• GOAL OF THE EXERCISE: Copy each entry as it stands, leaving nothing out.

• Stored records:

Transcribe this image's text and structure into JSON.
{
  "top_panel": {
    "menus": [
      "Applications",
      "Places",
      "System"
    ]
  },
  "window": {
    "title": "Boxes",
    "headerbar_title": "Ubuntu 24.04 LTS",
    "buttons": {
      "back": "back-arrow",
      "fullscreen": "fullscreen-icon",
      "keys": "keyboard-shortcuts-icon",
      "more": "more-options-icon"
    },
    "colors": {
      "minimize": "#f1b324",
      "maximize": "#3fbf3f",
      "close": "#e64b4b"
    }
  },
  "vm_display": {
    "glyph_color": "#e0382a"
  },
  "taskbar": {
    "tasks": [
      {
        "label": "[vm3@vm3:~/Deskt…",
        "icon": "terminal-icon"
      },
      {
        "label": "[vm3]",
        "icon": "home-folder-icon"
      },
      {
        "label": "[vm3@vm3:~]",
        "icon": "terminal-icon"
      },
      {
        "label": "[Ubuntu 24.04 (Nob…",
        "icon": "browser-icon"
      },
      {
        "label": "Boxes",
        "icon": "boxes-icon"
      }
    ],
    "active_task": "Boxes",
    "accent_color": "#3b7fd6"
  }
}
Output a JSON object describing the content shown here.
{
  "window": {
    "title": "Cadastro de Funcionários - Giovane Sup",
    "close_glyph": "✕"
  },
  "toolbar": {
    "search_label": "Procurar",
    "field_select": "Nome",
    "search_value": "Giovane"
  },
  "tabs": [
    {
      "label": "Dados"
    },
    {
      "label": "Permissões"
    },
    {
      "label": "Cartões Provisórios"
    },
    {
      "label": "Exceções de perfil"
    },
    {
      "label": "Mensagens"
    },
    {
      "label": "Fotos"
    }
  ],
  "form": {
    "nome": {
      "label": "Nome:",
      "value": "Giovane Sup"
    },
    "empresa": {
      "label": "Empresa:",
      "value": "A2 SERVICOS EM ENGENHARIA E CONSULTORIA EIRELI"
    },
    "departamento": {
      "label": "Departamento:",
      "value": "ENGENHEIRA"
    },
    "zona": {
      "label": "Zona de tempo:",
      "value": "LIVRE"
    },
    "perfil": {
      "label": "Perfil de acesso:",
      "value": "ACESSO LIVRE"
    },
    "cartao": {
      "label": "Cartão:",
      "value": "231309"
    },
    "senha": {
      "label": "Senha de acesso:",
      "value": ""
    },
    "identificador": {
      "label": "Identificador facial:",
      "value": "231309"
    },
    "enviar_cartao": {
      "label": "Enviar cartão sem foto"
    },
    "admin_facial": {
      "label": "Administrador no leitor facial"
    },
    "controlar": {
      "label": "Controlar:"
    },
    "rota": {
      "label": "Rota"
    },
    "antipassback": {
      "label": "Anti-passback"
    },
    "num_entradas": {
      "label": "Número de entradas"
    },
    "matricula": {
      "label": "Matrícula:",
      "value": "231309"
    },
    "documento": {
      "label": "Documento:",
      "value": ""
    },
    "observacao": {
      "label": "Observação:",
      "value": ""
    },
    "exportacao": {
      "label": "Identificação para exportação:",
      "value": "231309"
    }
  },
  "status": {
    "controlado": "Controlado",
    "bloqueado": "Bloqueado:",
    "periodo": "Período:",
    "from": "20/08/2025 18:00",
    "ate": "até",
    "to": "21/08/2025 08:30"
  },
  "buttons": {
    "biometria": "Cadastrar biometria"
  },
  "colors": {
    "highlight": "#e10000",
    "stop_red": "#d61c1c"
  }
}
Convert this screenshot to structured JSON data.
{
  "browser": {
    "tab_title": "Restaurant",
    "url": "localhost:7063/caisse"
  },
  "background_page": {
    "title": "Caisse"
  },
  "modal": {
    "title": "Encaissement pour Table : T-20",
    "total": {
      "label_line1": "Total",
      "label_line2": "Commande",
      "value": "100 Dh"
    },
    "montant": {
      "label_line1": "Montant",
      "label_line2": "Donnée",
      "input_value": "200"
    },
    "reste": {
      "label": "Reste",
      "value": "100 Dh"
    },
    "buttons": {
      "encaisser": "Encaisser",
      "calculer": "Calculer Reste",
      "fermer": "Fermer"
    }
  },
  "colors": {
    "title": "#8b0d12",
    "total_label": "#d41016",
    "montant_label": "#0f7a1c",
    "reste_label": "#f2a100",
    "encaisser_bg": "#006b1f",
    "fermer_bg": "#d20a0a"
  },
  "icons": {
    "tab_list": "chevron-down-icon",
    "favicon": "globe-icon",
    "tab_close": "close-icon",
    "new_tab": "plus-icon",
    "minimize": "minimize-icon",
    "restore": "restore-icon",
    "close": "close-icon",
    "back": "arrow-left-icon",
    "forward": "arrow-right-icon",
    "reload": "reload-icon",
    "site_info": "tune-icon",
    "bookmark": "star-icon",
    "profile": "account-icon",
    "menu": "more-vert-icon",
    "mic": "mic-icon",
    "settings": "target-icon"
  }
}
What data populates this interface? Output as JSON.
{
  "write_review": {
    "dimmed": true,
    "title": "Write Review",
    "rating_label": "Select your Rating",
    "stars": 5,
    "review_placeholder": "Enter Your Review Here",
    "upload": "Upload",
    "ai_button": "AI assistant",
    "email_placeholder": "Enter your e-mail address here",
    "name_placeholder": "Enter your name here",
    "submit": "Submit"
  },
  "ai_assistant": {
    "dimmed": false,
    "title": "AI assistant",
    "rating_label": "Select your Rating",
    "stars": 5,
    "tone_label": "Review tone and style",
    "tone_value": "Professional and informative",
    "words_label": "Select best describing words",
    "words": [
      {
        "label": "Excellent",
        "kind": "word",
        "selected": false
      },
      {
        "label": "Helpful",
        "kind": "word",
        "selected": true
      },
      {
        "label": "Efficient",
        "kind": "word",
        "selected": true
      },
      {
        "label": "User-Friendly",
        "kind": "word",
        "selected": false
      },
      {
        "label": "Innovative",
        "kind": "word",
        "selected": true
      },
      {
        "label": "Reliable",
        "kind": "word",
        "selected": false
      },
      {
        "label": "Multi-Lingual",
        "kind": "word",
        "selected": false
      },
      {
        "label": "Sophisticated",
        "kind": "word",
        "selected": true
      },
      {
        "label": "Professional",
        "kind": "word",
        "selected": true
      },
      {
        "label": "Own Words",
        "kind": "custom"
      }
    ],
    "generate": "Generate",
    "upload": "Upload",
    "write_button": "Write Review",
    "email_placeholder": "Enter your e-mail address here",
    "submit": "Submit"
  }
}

• ANSWER TO THE EXERCISE:
Transcribe this image's text and structure into JSON.
{
  "top_panel": {
    "menus": [
      "Applications",
      "Places",
      "System"
    ]
  },
  "window": {
    "title": "Boxes",
    "headerbar_title": "Ubuntu 24.04 LTS",
    "buttons": {
      "back": "back-arrow",
      "fullscreen": "fullscreen-icon",
      "keys": "keyboard-shortcuts-icon",
      "more": "more-options-icon"
    },
    "colors": {
      "minimize": "#f1b324",
      "maximize": "#3fbf3f",
      "close": "#e64b4b"
    }
  },
  "vm_display": {
    "glyph_color": "#e0382a"
  },
  "taskbar": {
    "tasks": [
      {
        "label": "[vm3@vm3:~/Deskt…",
        "icon": "terminal-icon"
      },
      {
        "label": "[vm3]",
        "icon": "home-folder-icon"
      },
      {
        "label": "[vm3@vm3:~]",
        "icon": "terminal-icon"
      },
      {
        "label": "[Ubuntu 24.04 (Nob…",
        "icon": "browser-icon"
      },
      {
        "label": "Boxes",
        "icon": "boxes-icon"
      }
    ],
    "active_task": "Boxes",
    "accent_color": "#3b7fd6"
  }
}
Output a JSON object describing the content shown here.
{
  "window": {
    "title": "Cadastro de Funcionários - Giovane Sup",
    "close_glyph": "✕"
  },
  "toolbar": {
    "search_label": "Procurar",
    "field_select": "Nome",
    "search_value": "Giovane"
  },
  "tabs": [
    {
      "label": "Dados"
    },
    {
      "label": "Permissões"
    },
    {
      "label": "Cartões Provisórios"
    },
    {
      "label": "Exceções de perfil"
    },
    {
      "label": "Mensagens"
    },
    {
      "label": "Fotos"
    }
  ],
  "form": {
    "nome": {
      "label": "Nome:",
      "value": "Giovane Sup"
    },
    "empresa": {
      "label": "Empresa:",
      "value": "A2 SERVICOS EM ENGENHARIA E CONSULTORIA EIRELI"
    },
    "departamento": {
      "label": "Departamento:",
      "value": "ENGENHEIRA"
    },
    "zona": {
      "label": "Zona de tempo:",
      "value": "LIVRE"
    },
    "perfil": {
      "label": "Perfil de acesso:",
      "value": "ACESSO LIVRE"
    },
    "cartao": {
      "label": "Cartão:",
      "value": "231309"
    },
    "senha": {
      "label": "Senha de acesso:",
      "value": ""
    },
    "identificador": {
      "label": "Identificador facial:",
      "value": "231309"
    },
    "enviar_cartao": {
      "label": "Enviar cartão sem foto"
    },
    "admin_facial": {
      "label": "Administrador no leitor facial"
    },
    "controlar": {
      "label": "Controlar:"
    },
    "rota": {
      "label": "Rota"
    },
    "antipassback": {
      "label": "Anti-passback"
    },
    "num_entradas": {
      "label": "Número de entradas"
    },
    "matricula": {
      "label": "Matrícula:",
      "value": "231309"
    },
    "documento": {
      "label": "Documento:",
      "value": ""
    },
    "observacao": {
      "label": "Observação:",
      "value": ""
    },
    "exportacao": {
      "label": "Identificação para exportação:",
      "value": "231309"
    }
  },
  "status": {
    "controlado": "Controlado",
    "bloqueado": "Bloqueado:",
    "periodo": "Período:",
    "from": "20/08/2025 18:00",
    "ate": "até",
    "to": "21/08/2025 08:30"
  },
  "buttons": {
    "biometria": "Cadastrar biometria"
  },
  "colors": {
    "highlight": "#e10000",
    "stop_red": "#d61c1c"
  }
}
Convert this screenshot to structured JSON data.
{
  "browser": {
    "tab_title": "Restaurant",
    "url": "localhost:7063/caisse"
  },
  "background_page": {
    "title": "Caisse"
  },
  "modal": {
    "title": "Encaissement pour Table : T-20",
    "total": {
      "label_line1": "Total",
      "label_line2": "Commande",
      "value": "100 Dh"
    },
    "montant": {
      "label_line1": "Montant",
      "label_line2": "Donnée",
      "input_value": "200"
    },
    "reste": {
      "label": "Reste",
      "value": "100 Dh"
    },
    "buttons": {
      "encaisser": "Encaisser",
      "calculer": "Calculer Reste",
      "fermer": "Fermer"
    }
  },
  "colors": {
    "title": "#8b0d12",
    "total_label": "#d41016",
    "montant_label": "#0f7a1c",
    "reste_label": "#f2a100",
    "encaisser_bg": "#006b1f",
    "fermer_bg": "#d20a0a"
  },
  "icons": {
    "tab_list": "chevron-down-icon",
    "favicon": "globe-icon",
    "tab_close": "close-icon",
    "new_tab": "plus-icon",
    "minimize": "minimize-icon",
    "restore": "restore-icon",
    "close": "close-icon",
    "back": "arrow-left-icon",
    "forward": "arrow-right-icon",
    "reload": "reload-icon",
    "site_info": "tune-icon",
    "bookmark": "star-icon",
    "profile": "account-icon",
    "menu": "more-vert-icon",
    "mic": "mic-icon",
    "settings": "target-icon"
  }
}
What data populates this interface? Output as JSON.
{
  "write_review": {
    "dimmed": true,
    "title": "Write Review",
    "rating_label": "Select your Rating",
    "stars": 5,
    "review_placeholder": "Enter Your Review Here",
    "upload": "Upload",
    "ai_button": "AI assistant",
    "email_placeholder": "Enter your e-mail address here",
    "name_placeholder": "Enter your name here",
    "submit": "Submit"
  },
  "ai_assistant": {
    "dimmed": false,
    "title": "AI assistant",
    "rating_label": "Select your Rating",
    "stars": 5,
    "tone_label": "Review tone and style",
    "tone_value": "Professional and informative",
    "words_label": "Select best describing words",
    "words": [
      {
        "label": "Excellent",
        "kind": "word",
        "selected": false
      },
      {
        "label": "Helpful",
        "kind": "word",
        "selected": true
      },
      {
        "label": "Efficient",
        "kind": "word",
        "selected": true
      },
      {
        "label": "User-Friendly",
        "kind": "word",
        "selected": false
      },
      {
        "label": "Innovative",
        "kind": "word",
        "selected": true
      },
      {
        "label": "Reliable",
        "kind": "word",
        "selected": false
      },
      {
        "label": "Multi-Lingual",
        "kind": "word",
        "selected": false
      },
      {
        "label": "Sophisticated",
        "kind": "word",
        "selected": true
      },
      {
        "label": "Professional",
        "kind": "word",
        "selected": true
      },
      {
        "label": "Own Words",
        "kind": "custom"
      }
    ],
    "generate": "Generate",
    "upload": "Upload",
    "write_button": "Write Review",
    "email_placeholder": "Enter your e-mail address here",
    "submit": "Submit"
  }
}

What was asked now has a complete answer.